◆ WHAT IS ASKED ◆
Extract, from the listing that follows, each line containing the word "this".

☆ ☆ ☆ ☆ ☆ ☆ ☆

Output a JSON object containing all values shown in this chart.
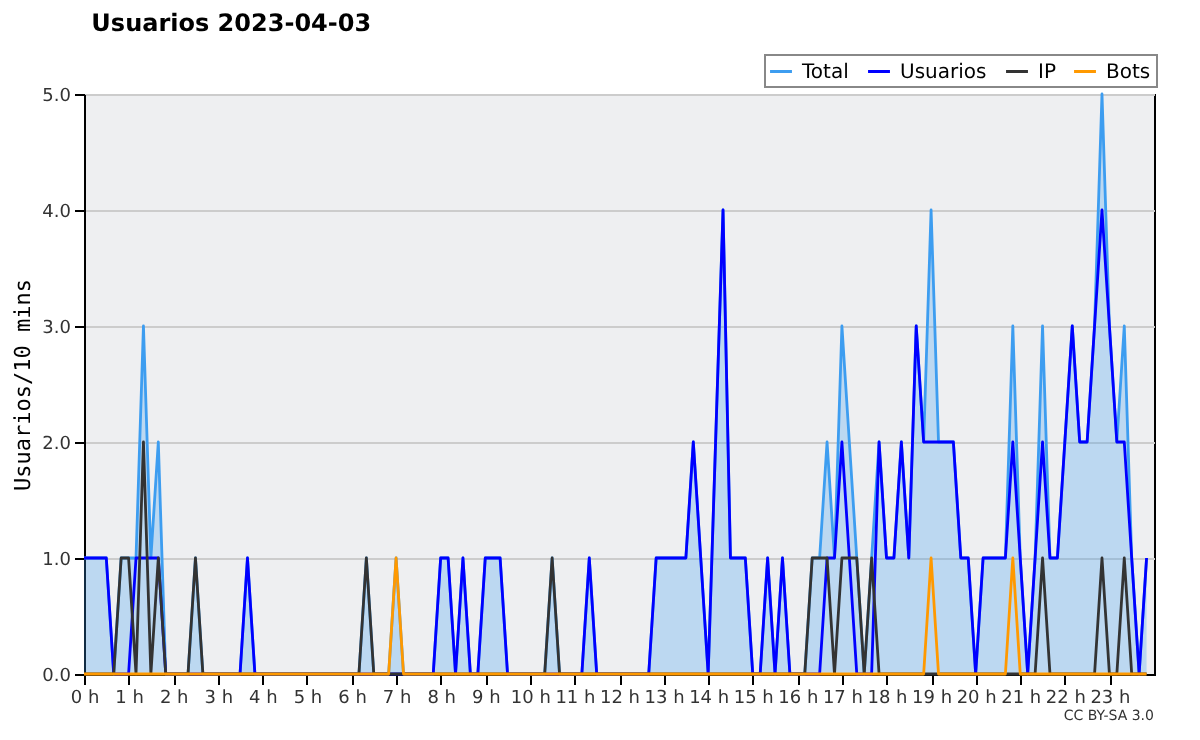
{
  "chart_data": {
    "type": "line",
    "title": "Usuarios  2023-04-03",
    "ylabel": "Usuarios/10 mins",
    "annotations": [
      "CC BY-SA 3.0"
    ],
    "x": [
      "2023-04-03T00:00",
      "2023-04-03T00:10",
      "2023-04-03T00:20",
      "2023-04-03T00:30",
      "2023-04-03T00:40",
      "2023-04-03T00:50",
      "2023-04-03T01:00",
      "2023-04-03T01:10",
      "2023-04-03T01:20",
      "2023-04-03T01:30",
      "2023-04-03T01:40",
      "2023-04-03T01:50",
      "2023-04-03T02:00",
      "2023-04-03T02:10",
      "2023-04-03T02:20",
      "2023-04-03T02:30",
      "2023-04-03T02:40",
      "2023-04-03T02:50",
      "2023-04-03T03:00",
      "2023-04-03T03:10",
      "2023-04-03T03:20",
      "2023-04-03T03:30",
      "2023-04-03T03:40",
      "2023-04-03T03:50",
      "2023-04-03T04:00",
      "2023-04-03T04:10",
      "2023-04-03T04:20",
      "2023-04-03T04:30",
      "2023-04-03T04:40",
      "2023-04-03T04:50",
      "2023-04-03T05:00",
      "2023-04-03T05:10",
      "2023-04-03T05:20",
      "2023-04-03T05:30",
      "2023-04-03T05:40",
      "2023-04-03T05:50",
      "2023-04-03T06:00",
      "2023-04-03T06:10",
      "2023-04-03T06:20",
      "2023-04-03T06:30",
      "2023-04-03T06:40",
      "2023-04-03T06:50",
      "2023-04-03T07:00",
      "2023-04-03T07:10",
      "2023-04-03T07:20",
      "2023-04-03T07:30",
      "2023-04-03T07:40",
      "2023-04-03T07:50",
      "2023-04-03T08:00",
      "2023-04-03T08:10",
      "2023-04-03T08:20",
      "2023-04-03T08:30",
      "2023-04-03T08:40",
      "2023-04-03T08:50",
      "2023-04-03T09:00",
      "2023-04-03T09:10",
      "2023-04-03T09:20",
      "2023-04-03T09:30",
      "2023-04-03T09:40",
      "2023-04-03T09:50",
      "2023-04-03T10:00",
      "2023-04-03T10:10",
      "2023-04-03T10:20",
      "2023-04-03T10:30",
      "2023-04-03T10:40",
      "2023-04-03T10:50",
      "2023-04-03T11:00",
      "2023-04-03T11:10",
      "2023-04-03T11:20",
      "2023-04-03T11:30",
      "2023-04-03T11:40",
      "2023-04-03T11:50",
      "2023-04-03T12:00",
      "2023-04-03T12:10",
      "2023-04-03T12:20",
      "2023-04-03T12:30",
      "2023-04-03T12:40",
      "2023-04-03T12:50",
      "2023-04-03T13:00",
      "2023-04-03T13:10",
      "2023-04-03T13:20",
      "2023-04-03T13:30",
      "2023-04-03T13:40",
      "2023-04-03T13:50",
      "2023-04-03T14:00",
      "2023-04-03T14:10",
      "2023-04-03T14:20",
      "2023-04-03T14:30",
      "2023-04-03T14:40",
      "2023-04-03T14:50",
      "2023-04-03T15:00",
      "2023-04-03T15:10",
      "2023-04-03T15:20",
      "2023-04-03T15:30",
      "2023-04-03T15:40",
      "2023-04-03T15:50",
      "2023-04-03T16:00",
      "2023-04-03T16:10",
      "2023-04-03T16:20",
      "2023-04-03T16:30",
      "2023-04-03T16:40",
      "2023-04-03T16:50",
      "2023-04-03T17:00",
      "2023-04-03T17:10",
      "2023-04-03T17:20",
      "2023-04-03T17:30",
      "2023-04-03T17:40",
      "2023-04-03T17:50",
      "2023-04-03T18:00",
      "2023-04-03T18:10",
      "2023-04-03T18:20",
      "2023-04-03T18:30",
      "2023-04-03T18:40",
      "2023-04-03T18:50",
      "2023-04-03T19:00",
      "2023-04-03T19:10",
      "2023-04-03T19:20",
      "2023-04-03T19:30",
      "2023-04-03T19:40",
      "2023-04-03T19:50",
      "2023-04-03T20:00",
      "2023-04-03T20:10",
      "2023-04-03T20:20",
      "2023-04-03T20:30",
      "2023-04-03T20:40",
      "2023-04-03T20:50",
      "2023-04-03T21:00",
      "2023-04-03T21:10",
      "2023-04-03T21:20",
      "2023-04-03T21:30",
      "2023-04-03T21:40",
      "2023-04-03T21:50",
      "2023-04-03T22:00",
      "2023-04-03T22:10",
      "2023-04-03T22:20",
      "2023-04-03T22:30",
      "2023-04-03T22:40",
      "2023-04-03T22:50",
      "2023-04-03T23:00",
      "2023-04-03T23:10",
      "2023-04-03T23:20",
      "2023-04-03T23:30",
      "2023-04-03T23:40",
      "2023-04-03T23:50"
    ],
    "xlim": [
      "2023-04-03T00:00",
      "2023-04-04T00:00"
    ],
    "xticks": [
      {
        "value": "2023-04-03T00:00",
        "label": "0 h"
      },
      {
        "value": "2023-04-03T01:00",
        "label": "1 h"
      },
      {
        "value": "2023-04-03T02:00",
        "label": "2 h"
      },
      {
        "value": "2023-04-03T03:00",
        "label": "3 h"
      },
      {
        "value": "2023-04-03T04:00",
        "label": "4 h"
      },
      {
        "value": "2023-04-03T05:00",
        "label": "5 h"
      },
      {
        "value": "2023-04-03T06:00",
        "label": "6 h"
      },
      {
        "value": "2023-04-03T07:00",
        "label": "7 h"
      },
      {
        "value": "2023-04-03T08:00",
        "label": "8 h"
      },
      {
        "value": "2023-04-03T09:00",
        "label": "9 h"
      },
      {
        "value": "2023-04-03T10:00",
        "label": "10 h"
      },
      {
        "value": "2023-04-03T11:00",
        "label": "11 h"
      },
      {
        "value": "2023-04-03T12:00",
        "label": "12 h"
      },
      {
        "value": "2023-04-03T13:00",
        "label": "13 h"
      },
      {
        "value": "2023-04-03T14:00",
        "label": "14 h"
      },
      {
        "value": "2023-04-03T15:00",
        "label": "15 h"
      },
      {
        "value": "2023-04-03T16:00",
        "label": "16 h"
      },
      {
        "value": "2023-04-03T17:00",
        "label": "17 h"
      },
      {
        "value": "2023-04-03T18:00",
        "label": "18 h"
      },
      {
        "value": "2023-04-03T19:00",
        "label": "19 h"
      },
      {
        "value": "2023-04-03T20:00",
        "label": "20 h"
      },
      {
        "value": "2023-04-03T21:00",
        "label": "21 h"
      },
      {
        "value": "2023-04-03T22:00",
        "label": "22 h"
      },
      {
        "value": "2023-04-03T23:00",
        "label": "23 h"
      }
    ],
    "ylim": [
      0,
      5
    ],
    "yticks": [
      {
        "value": 0,
        "label": "0.0"
      },
      {
        "value": 1,
        "label": "1.0"
      },
      {
        "value": 2,
        "label": "2.0"
      },
      {
        "value": 3,
        "label": "3.0"
      },
      {
        "value": 4,
        "label": "4.0"
      },
      {
        "value": 5,
        "label": "5.0"
      }
    ],
    "grid": "y",
    "legend": "top right",
    "series": [
      {
        "name": "Total",
        "type": "area",
        "color": "#3d9df0",
        "values": [
          1,
          1,
          1,
          1,
          0,
          1,
          1,
          1,
          3,
          1,
          2,
          0,
          0,
          0,
          0,
          1,
          0,
          0,
          0,
          0,
          0,
          0,
          1,
          0,
          0,
          0,
          0,
          0,
          0,
          0,
          0,
          0,
          0,
          0,
          0,
          0,
          0,
          0,
          1,
          0,
          0,
          0,
          1,
          0,
          0,
          0,
          0,
          0,
          1,
          1,
          0,
          1,
          0,
          0,
          1,
          1,
          1,
          0,
          0,
          0,
          0,
          0,
          0,
          1,
          0,
          0,
          0,
          0,
          1,
          0,
          0,
          0,
          0,
          0,
          0,
          0,
          0,
          1,
          1,
          1,
          1,
          1,
          2,
          1,
          0,
          2,
          4,
          1,
          1,
          1,
          0,
          0,
          1,
          0,
          1,
          0,
          0,
          0,
          1,
          1,
          2,
          1,
          3,
          2,
          1,
          0,
          1,
          2,
          1,
          1,
          2,
          1,
          3,
          2,
          4,
          2,
          2,
          2,
          1,
          1,
          0,
          1,
          1,
          1,
          1,
          3,
          1,
          0,
          1,
          3,
          1,
          1,
          2,
          3,
          2,
          2,
          3,
          5,
          3,
          2,
          3,
          1,
          0,
          1
        ]
      },
      {
        "name": "Usuarios",
        "color": "#0000ff",
        "values": [
          1,
          1,
          1,
          1,
          0,
          0,
          0,
          1,
          1,
          1,
          1,
          0,
          0,
          0,
          0,
          0,
          0,
          0,
          0,
          0,
          0,
          0,
          1,
          0,
          0,
          0,
          0,
          0,
          0,
          0,
          0,
          0,
          0,
          0,
          0,
          0,
          0,
          0,
          0,
          0,
          0,
          0,
          0,
          0,
          0,
          0,
          0,
          0,
          1,
          1,
          0,
          1,
          0,
          0,
          1,
          1,
          1,
          0,
          0,
          0,
          0,
          0,
          0,
          0,
          0,
          0,
          0,
          0,
          1,
          0,
          0,
          0,
          0,
          0,
          0,
          0,
          0,
          1,
          1,
          1,
          1,
          1,
          2,
          1,
          0,
          2,
          4,
          1,
          1,
          1,
          0,
          0,
          1,
          0,
          1,
          0,
          0,
          0,
          0,
          0,
          1,
          1,
          2,
          1,
          0,
          0,
          0,
          2,
          1,
          1,
          2,
          1,
          3,
          2,
          2,
          2,
          2,
          2,
          1,
          1,
          0,
          1,
          1,
          1,
          1,
          2,
          1,
          0,
          1,
          2,
          1,
          1,
          2,
          3,
          2,
          2,
          3,
          4,
          3,
          2,
          2,
          1,
          0,
          1
        ]
      },
      {
        "name": "IP",
        "color": "#333333",
        "values": [
          0,
          0,
          0,
          0,
          0,
          1,
          1,
          0,
          2,
          0,
          1,
          0,
          0,
          0,
          0,
          1,
          0,
          0,
          0,
          0,
          0,
          0,
          0,
          0,
          0,
          0,
          0,
          0,
          0,
          0,
          0,
          0,
          0,
          0,
          0,
          0,
          0,
          0,
          1,
          0,
          0,
          0,
          0,
          0,
          0,
          0,
          0,
          0,
          0,
          0,
          0,
          0,
          0,
          0,
          0,
          0,
          0,
          0,
          0,
          0,
          0,
          0,
          0,
          1,
          0,
          0,
          0,
          0,
          0,
          0,
          0,
          0,
          0,
          0,
          0,
          0,
          0,
          0,
          0,
          0,
          0,
          0,
          0,
          0,
          0,
          0,
          0,
          0,
          0,
          0,
          0,
          0,
          0,
          0,
          0,
          0,
          0,
          0,
          1,
          1,
          1,
          0,
          1,
          1,
          1,
          0,
          1,
          0,
          0,
          0,
          0,
          0,
          0,
          0,
          0,
          0,
          0,
          0,
          0,
          0,
          0,
          0,
          0,
          0,
          0,
          0,
          0,
          0,
          0,
          1,
          0,
          0,
          0,
          0,
          0,
          0,
          0,
          1,
          0,
          0,
          1,
          0,
          0,
          0
        ]
      },
      {
        "name": "Bots",
        "color": "#ff9900",
        "values": [
          0,
          0,
          0,
          0,
          0,
          0,
          0,
          0,
          0,
          0,
          0,
          0,
          0,
          0,
          0,
          0,
          0,
          0,
          0,
          0,
          0,
          0,
          0,
          0,
          0,
          0,
          0,
          0,
          0,
          0,
          0,
          0,
          0,
          0,
          0,
          0,
          0,
          0,
          0,
          0,
          0,
          0,
          1,
          0,
          0,
          0,
          0,
          0,
          0,
          0,
          0,
          0,
          0,
          0,
          0,
          0,
          0,
          0,
          0,
          0,
          0,
          0,
          0,
          0,
          0,
          0,
          0,
          0,
          0,
          0,
          0,
          0,
          0,
          0,
          0,
          0,
          0,
          0,
          0,
          0,
          0,
          0,
          0,
          0,
          0,
          0,
          0,
          0,
          0,
          0,
          0,
          0,
          0,
          0,
          0,
          0,
          0,
          0,
          0,
          0,
          0,
          0,
          0,
          0,
          0,
          0,
          0,
          0,
          0,
          0,
          0,
          0,
          0,
          0,
          1,
          0,
          0,
          0,
          0,
          0,
          0,
          0,
          0,
          0,
          0,
          1,
          0,
          0,
          0,
          0,
          0,
          0,
          0,
          0,
          0,
          0,
          0,
          0,
          0,
          0,
          0,
          0,
          0,
          0
        ]
      }
    ]
  }
}
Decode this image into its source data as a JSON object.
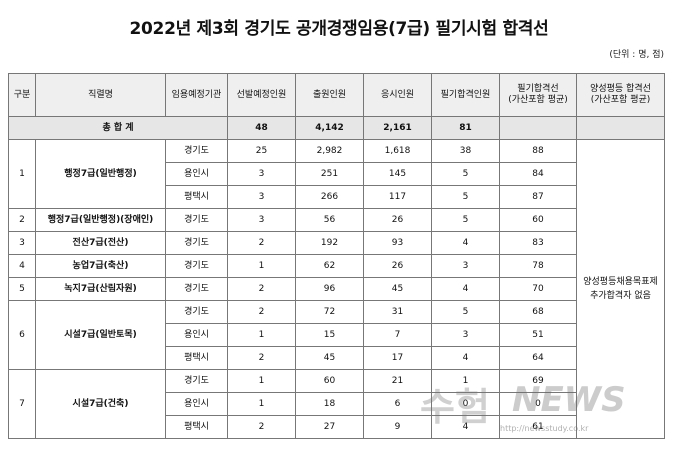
{
  "title": "2022년 제3회 경기도 공개경쟁임용(7급) 필기시험 합격선",
  "unit": "(단위 : 명, 점)",
  "headers": [
    "구분",
    "직렬명",
    "임용예정기관",
    "선발예정인원",
    "출원인원",
    "응시인원",
    "필기합격인원",
    "필기합격선\n(가산포함 평균)",
    "양성평등 합격선\n(가산포함 평균)"
  ],
  "total": {
    "label": "총 합 계",
    "selected": "48",
    "applied": "4,142",
    "took": "2,161",
    "passed": "81"
  },
  "groups": [
    {
      "no": "1",
      "job": "행정7급(일반행정)",
      "rows": [
        {
          "org": "경기도",
          "selected": "25",
          "applied": "2,982",
          "took": "1,618",
          "passed": "38",
          "cutoff": "88"
        },
        {
          "org": "용인시",
          "selected": "3",
          "applied": "251",
          "took": "145",
          "passed": "5",
          "cutoff": "84"
        },
        {
          "org": "평택시",
          "selected": "3",
          "applied": "266",
          "took": "117",
          "passed": "5",
          "cutoff": "87"
        }
      ]
    },
    {
      "no": "2",
      "job": "행정7급(일반행정)(장애인)",
      "rows": [
        {
          "org": "경기도",
          "selected": "3",
          "applied": "56",
          "took": "26",
          "passed": "5",
          "cutoff": "60"
        }
      ]
    },
    {
      "no": "3",
      "job": "전산7급(전산)",
      "rows": [
        {
          "org": "경기도",
          "selected": "2",
          "applied": "192",
          "took": "93",
          "passed": "4",
          "cutoff": "83"
        }
      ]
    },
    {
      "no": "4",
      "job": "농업7급(축산)",
      "rows": [
        {
          "org": "경기도",
          "selected": "1",
          "applied": "62",
          "took": "26",
          "passed": "3",
          "cutoff": "78"
        }
      ]
    },
    {
      "no": "5",
      "job": "녹지7급(산림자원)",
      "rows": [
        {
          "org": "경기도",
          "selected": "2",
          "applied": "96",
          "took": "45",
          "passed": "4",
          "cutoff": "70"
        }
      ]
    },
    {
      "no": "6",
      "job": "시설7급(일반토목)",
      "rows": [
        {
          "org": "경기도",
          "selected": "2",
          "applied": "72",
          "took": "31",
          "passed": "5",
          "cutoff": "68"
        },
        {
          "org": "용인시",
          "selected": "1",
          "applied": "15",
          "took": "7",
          "passed": "3",
          "cutoff": "51"
        },
        {
          "org": "평택시",
          "selected": "2",
          "applied": "45",
          "took": "17",
          "passed": "4",
          "cutoff": "64"
        }
      ]
    },
    {
      "no": "7",
      "job": "시설7급(건축)",
      "rows": [
        {
          "org": "경기도",
          "selected": "1",
          "applied": "60",
          "took": "21",
          "passed": "1",
          "cutoff": "69"
        },
        {
          "org": "용인시",
          "selected": "1",
          "applied": "18",
          "took": "6",
          "passed": "0",
          "cutoff": "0"
        },
        {
          "org": "평택시",
          "selected": "2",
          "applied": "27",
          "took": "9",
          "passed": "4",
          "cutoff": "61"
        }
      ]
    }
  ],
  "gender_note": "양성평등채용목표제\n추가합격자 없음",
  "watermark": {
    "brand_kr": "수험",
    "brand_en": "NEWS",
    "url": "http://newsstudy.co.kr"
  }
}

☆ ☆ ☆ ☆ ☆ ☆ ☆

◆ COMPLETE RESPONSE ◆
Output a JSON object containing all values shown in this chart.
Decode this image into its source data as a JSON object.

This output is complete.